Damson Park is situated on Damson Parkway in the Damsonwood area of town, about 2 mi north of Solihull town centre, next to the Land Rover car plant.

The ground has two seated stands on either side of the pitch, and a covered stand of mixed seating and terracing at the south-eastern end of the ground, where all six entrances are located. The main stand lies on the south-western side of the ground and is connected to the clubhouse. The clubhouse contains two separate bar areas, and features a pie & chips shop on match days. The stand has seating at the bottom, and a balcony above reserved for sponsors and club officials. In 2019, boxes were added. Adjacent to the main stand is an area of hard standing with a raised toilet block. The steps leading to the entrances to the toilet facilities provide the only small area of terracing at that end of the ground and, when their side is attacking that end of the pitch, are popular with a group of Solihull Moors fans calling themselves "The Number 2 Crew".

Turnstiles open into the area next to the main stand, which also hosts the club shop and a hot food concession, the hard standing area on the opposite side of the pitch from the main stand, and into the other large stand. This area, known as "The Shed"—or sometimes also "The Tuck Shop End" to supporters—is currently officially titled the "Jerroms Stand" for sponsorship reasons. As its nickname suggests, it is home to the club tuck shop, which sells refreshments throughout the match but not hot food.

Much of the rest of the ground is undeveloped hard standing. Nearest to the turnstiles on the north-east side of the ground, is a toilet block and, sometimes, a second hot food stall, depending on segregation requirements and demand. Opposite the main stand is a single step of terracing that straddles the halfway line of the pitch. Further along that side, in the opposite direction from the Jerroms Stand, is a smaller area of covered seating that was erected in 2016. The furthest end of the ground from the turnstiles is all hard standing, and is known as the "Forest Stand" for sponsorship reasons.

### MATERIAL SUPPLIED
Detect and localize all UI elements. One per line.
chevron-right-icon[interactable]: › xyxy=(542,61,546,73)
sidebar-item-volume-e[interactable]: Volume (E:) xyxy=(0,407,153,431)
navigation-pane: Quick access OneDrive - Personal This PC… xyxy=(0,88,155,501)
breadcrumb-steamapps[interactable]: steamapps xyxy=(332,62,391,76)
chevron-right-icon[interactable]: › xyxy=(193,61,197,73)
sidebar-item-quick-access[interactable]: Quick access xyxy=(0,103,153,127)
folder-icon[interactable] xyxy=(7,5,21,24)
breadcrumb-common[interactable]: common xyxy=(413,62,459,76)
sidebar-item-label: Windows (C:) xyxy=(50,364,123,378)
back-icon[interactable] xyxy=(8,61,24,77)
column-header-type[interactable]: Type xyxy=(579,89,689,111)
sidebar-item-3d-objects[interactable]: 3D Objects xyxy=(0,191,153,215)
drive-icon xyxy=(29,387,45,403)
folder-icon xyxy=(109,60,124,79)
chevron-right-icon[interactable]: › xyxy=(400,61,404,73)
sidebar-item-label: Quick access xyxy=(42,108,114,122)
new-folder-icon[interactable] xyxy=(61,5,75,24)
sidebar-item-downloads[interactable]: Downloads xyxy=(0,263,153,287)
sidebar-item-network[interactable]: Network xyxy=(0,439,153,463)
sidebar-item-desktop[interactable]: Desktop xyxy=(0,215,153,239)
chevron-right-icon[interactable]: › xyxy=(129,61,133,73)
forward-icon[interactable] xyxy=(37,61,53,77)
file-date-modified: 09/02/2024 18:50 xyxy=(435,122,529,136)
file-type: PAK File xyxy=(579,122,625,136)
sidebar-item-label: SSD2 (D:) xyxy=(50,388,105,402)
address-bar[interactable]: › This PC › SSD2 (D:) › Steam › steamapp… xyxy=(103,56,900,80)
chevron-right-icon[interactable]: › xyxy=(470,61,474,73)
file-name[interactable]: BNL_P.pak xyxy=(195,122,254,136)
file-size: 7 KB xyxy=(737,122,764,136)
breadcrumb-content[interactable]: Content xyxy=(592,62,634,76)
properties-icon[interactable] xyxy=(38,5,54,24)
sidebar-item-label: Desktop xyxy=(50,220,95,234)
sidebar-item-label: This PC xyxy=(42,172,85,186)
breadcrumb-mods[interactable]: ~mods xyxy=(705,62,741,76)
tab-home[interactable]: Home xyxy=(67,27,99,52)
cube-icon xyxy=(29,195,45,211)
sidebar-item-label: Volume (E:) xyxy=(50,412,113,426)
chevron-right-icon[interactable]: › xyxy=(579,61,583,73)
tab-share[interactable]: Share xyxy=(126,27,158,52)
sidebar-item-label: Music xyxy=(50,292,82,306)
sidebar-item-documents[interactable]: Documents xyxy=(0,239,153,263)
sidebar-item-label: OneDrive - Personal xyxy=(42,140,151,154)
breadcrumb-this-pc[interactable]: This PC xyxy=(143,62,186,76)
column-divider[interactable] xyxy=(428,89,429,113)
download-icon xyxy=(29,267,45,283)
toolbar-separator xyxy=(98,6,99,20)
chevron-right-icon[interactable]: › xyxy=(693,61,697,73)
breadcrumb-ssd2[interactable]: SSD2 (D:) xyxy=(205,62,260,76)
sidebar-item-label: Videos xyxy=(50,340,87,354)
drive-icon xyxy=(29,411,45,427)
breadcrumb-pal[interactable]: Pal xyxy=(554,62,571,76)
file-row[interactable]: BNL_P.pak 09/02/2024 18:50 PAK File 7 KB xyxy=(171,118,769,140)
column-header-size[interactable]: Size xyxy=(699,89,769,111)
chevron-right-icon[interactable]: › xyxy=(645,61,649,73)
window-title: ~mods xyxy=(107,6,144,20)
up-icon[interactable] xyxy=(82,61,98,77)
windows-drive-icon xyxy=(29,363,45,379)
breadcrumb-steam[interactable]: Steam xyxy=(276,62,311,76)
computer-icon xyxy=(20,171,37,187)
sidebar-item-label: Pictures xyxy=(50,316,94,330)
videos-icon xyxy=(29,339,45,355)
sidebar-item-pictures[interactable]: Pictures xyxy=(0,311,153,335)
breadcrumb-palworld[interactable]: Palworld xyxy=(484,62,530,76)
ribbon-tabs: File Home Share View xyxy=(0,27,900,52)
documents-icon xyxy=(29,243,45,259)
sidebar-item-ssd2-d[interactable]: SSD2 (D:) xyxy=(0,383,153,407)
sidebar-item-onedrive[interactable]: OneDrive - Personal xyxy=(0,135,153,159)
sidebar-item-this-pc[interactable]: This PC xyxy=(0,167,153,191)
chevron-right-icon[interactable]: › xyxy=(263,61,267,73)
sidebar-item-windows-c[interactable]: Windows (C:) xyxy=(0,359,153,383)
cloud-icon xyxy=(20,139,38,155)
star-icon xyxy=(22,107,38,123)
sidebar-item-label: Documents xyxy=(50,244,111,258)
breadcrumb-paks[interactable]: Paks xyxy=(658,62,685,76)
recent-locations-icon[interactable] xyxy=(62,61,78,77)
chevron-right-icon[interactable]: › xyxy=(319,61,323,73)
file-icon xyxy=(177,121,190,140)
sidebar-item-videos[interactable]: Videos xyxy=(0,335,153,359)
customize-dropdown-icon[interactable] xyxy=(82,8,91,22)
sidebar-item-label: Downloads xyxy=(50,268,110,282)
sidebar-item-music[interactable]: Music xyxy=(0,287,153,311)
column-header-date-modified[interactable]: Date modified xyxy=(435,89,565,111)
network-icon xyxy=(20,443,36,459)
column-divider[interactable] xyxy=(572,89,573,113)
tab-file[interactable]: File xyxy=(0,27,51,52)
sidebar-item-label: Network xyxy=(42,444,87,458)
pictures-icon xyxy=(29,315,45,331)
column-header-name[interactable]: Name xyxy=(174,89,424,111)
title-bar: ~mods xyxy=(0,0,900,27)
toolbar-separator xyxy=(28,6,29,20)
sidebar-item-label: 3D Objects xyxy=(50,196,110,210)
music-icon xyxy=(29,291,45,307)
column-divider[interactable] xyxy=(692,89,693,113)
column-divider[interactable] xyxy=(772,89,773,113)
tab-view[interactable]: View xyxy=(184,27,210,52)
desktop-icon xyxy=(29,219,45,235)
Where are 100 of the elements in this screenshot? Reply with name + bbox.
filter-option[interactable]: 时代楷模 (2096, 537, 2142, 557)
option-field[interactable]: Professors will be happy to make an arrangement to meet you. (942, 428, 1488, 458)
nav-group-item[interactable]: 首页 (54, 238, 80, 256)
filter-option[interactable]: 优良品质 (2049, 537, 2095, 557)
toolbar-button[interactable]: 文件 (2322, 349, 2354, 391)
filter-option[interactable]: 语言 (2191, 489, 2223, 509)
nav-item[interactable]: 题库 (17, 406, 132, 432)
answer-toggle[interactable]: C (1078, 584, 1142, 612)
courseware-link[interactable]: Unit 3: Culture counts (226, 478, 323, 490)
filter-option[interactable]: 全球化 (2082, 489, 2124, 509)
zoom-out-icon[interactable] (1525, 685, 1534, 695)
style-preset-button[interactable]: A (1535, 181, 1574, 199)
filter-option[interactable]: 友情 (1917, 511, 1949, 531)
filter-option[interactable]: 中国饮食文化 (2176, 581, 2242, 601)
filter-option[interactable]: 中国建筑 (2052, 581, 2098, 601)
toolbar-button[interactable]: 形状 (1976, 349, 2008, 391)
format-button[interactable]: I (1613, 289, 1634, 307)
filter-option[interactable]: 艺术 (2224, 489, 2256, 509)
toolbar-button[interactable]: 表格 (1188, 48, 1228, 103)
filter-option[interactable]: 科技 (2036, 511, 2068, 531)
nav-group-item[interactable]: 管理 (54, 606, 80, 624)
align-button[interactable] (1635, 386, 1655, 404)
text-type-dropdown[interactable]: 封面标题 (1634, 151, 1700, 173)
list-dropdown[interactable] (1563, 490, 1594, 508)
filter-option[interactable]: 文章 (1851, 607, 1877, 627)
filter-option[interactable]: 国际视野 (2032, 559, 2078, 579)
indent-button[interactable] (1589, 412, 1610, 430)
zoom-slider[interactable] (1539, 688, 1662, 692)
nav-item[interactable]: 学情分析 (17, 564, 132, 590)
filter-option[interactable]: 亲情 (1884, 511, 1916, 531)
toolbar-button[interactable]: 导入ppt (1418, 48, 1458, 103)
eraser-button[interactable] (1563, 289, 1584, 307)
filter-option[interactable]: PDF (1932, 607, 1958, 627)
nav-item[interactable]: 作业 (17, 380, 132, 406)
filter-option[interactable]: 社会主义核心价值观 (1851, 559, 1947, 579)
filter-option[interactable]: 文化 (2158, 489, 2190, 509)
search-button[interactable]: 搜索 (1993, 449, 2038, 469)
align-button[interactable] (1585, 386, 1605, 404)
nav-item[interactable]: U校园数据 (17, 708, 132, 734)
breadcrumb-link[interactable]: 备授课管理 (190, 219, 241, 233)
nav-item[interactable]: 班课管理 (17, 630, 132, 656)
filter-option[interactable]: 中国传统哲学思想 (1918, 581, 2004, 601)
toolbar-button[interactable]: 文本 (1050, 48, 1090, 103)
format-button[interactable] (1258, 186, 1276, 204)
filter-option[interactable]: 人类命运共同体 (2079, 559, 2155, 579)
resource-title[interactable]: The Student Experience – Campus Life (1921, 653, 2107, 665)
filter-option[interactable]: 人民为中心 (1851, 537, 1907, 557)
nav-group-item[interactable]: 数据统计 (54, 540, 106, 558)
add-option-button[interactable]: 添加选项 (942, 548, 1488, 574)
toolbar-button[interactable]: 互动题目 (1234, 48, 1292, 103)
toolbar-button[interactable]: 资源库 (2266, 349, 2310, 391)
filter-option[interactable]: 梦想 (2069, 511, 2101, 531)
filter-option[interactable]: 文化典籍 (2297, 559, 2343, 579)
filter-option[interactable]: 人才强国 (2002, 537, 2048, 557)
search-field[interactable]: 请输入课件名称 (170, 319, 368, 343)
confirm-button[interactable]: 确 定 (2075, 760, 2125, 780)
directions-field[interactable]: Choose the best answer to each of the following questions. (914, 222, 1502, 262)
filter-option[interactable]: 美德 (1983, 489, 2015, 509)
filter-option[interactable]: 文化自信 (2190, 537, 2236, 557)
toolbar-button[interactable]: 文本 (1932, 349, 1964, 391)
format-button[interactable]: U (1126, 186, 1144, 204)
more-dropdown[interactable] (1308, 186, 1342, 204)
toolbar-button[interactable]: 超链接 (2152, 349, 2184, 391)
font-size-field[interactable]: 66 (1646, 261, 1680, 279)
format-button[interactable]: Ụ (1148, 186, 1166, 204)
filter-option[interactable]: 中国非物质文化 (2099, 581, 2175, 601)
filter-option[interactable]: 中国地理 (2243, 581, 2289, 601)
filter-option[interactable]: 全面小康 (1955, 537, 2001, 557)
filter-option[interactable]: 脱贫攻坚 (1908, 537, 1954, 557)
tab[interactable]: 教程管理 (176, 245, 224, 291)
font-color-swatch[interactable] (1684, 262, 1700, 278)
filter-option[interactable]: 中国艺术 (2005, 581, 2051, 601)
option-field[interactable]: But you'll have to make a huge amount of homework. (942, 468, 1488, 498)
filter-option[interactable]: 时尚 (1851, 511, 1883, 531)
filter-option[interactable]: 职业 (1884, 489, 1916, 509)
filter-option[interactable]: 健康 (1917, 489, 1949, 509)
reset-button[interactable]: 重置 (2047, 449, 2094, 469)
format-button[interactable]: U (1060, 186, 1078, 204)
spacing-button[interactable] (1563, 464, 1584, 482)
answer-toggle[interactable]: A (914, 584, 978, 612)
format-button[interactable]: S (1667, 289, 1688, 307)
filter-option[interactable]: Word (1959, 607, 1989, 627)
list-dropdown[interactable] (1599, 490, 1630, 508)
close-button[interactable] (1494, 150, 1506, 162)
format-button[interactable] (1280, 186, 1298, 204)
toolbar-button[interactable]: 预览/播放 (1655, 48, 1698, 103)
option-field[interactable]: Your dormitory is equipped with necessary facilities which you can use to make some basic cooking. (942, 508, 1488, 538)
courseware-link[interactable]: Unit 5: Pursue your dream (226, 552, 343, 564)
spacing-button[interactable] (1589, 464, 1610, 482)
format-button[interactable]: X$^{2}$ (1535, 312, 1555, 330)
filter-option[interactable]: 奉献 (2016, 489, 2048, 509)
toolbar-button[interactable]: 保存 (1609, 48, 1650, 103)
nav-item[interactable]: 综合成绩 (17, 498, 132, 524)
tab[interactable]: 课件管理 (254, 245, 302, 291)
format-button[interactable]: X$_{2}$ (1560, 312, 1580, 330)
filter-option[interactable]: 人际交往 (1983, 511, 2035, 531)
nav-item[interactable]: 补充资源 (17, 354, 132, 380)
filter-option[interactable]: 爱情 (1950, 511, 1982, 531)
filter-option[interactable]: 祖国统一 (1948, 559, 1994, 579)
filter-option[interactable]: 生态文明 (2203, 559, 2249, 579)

### WHAT THIS TASK INVOLVES
Please return the part of the Damson Park description starting with "Turnstiles open into" and going on through "not hot food.", word for word. The lines above aren't needed for this.

### FINISHED TASK
Turnstiles open into the area next to the main stand, which also hosts the club shop and a hot food concession, the hard standing area on the opposite side of the pitch from the main stand, and into the other large stand. This area, known as "The Shed"—or sometimes also "The Tuck Shop End" to supporters—is currently officially titled the "Jerroms Stand" for sponsorship reasons. As its nickname suggests, it is home to the club tuck shop, which sells refreshments throughout the match but not hot food.